((

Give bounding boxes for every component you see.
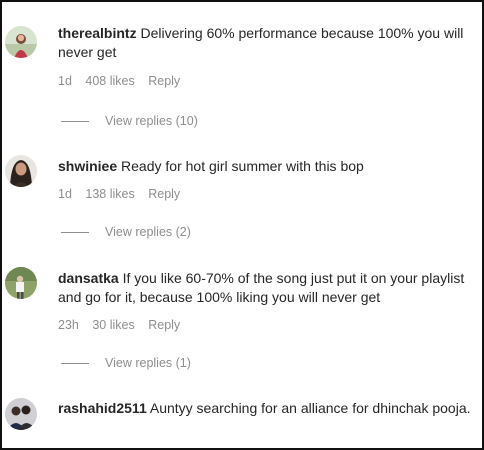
avatar[interactable] <box>5 267 37 299</box>
comment-likes[interactable]: 138 likes <box>85 187 134 201</box>
comment-username[interactable]: dansatka <box>58 270 119 286</box>
avatar[interactable] <box>5 155 37 187</box>
reply-button[interactable]: Reply <box>148 318 180 332</box>
comment-body: rashahid2511 Auntyy searching for an all… <box>58 399 476 418</box>
comment-meta: 23h 30 likes Reply <box>58 318 190 332</box>
comment-time: 1d <box>58 187 72 201</box>
replies-divider-line <box>61 232 89 234</box>
comment-username[interactable]: shwiniee <box>58 158 117 174</box>
comment-text: If you like 60-70% of the song just put … <box>58 270 465 305</box>
view-replies-label: View replies (1) <box>105 356 191 370</box>
reply-button[interactable]: Reply <box>148 187 180 201</box>
comment-body: therealbintz Delivering 60% performance … <box>58 24 476 62</box>
comment-username[interactable]: rashahid2511 <box>58 400 147 416</box>
comment-likes[interactable]: 408 likes <box>85 74 134 88</box>
avatar[interactable] <box>5 26 37 58</box>
replies-divider-line <box>61 363 89 365</box>
comment-text: Auntyy searching for an alliance for dhi… <box>149 400 471 416</box>
reply-button[interactable]: Reply <box>148 74 180 88</box>
view-replies-label: View replies (2) <box>105 225 191 239</box>
comment-username[interactable]: therealbintz <box>58 25 137 41</box>
view-replies-button[interactable]: View replies (1) <box>61 356 191 370</box>
comment-time: 23h <box>58 318 79 332</box>
comment-meta: 1d 138 likes Reply <box>58 187 190 201</box>
replies-divider-line <box>61 121 89 123</box>
view-replies-button[interactable]: View replies (10) <box>61 114 198 128</box>
comment-text: Ready for hot girl summer with this bop <box>121 158 364 174</box>
comment-body: dansatka If you like 60-70% of the song … <box>58 269 476 307</box>
comment-likes[interactable]: 30 likes <box>92 318 134 332</box>
avatar[interactable] <box>5 398 37 430</box>
view-replies-label: View replies (10) <box>105 114 198 128</box>
comment-meta: 1d 408 likes Reply <box>58 74 190 88</box>
view-replies-button[interactable]: View replies (2) <box>61 225 191 239</box>
comment-time: 1d <box>58 74 72 88</box>
comment-body: shwiniee Ready for hot girl summer with … <box>58 157 476 176</box>
comments-panel: therealbintz Delivering 60% performance … <box>0 0 484 450</box>
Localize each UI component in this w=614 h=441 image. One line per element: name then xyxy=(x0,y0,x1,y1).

))

• [Description of the task]:
Output the items starting with the line containing "avatar[interactable] <box>5 267 37 299</box>" and going through the line containing "reply-button[interactable]: Reply <box>148 318" as a Markdown table with the columns Row and Line, one row per line, skipping any blank lines.

• [Written solution]:
| Row | Line |
|---|---|
| 1 | avatar[interactable] <box>5 267 37 299</box> |
| 2 | comment-likes[interactable]: 138 likes <box>85 187 134 201</box> |
| 3 | comment-username[interactable]: dansatka <box>58 270 119 286</box> |
| 4 | avatar[interactable] <box>5 155 37 187</box> |
| 5 | reply-button[interactable]: Reply <box>148 318 180 332</box> |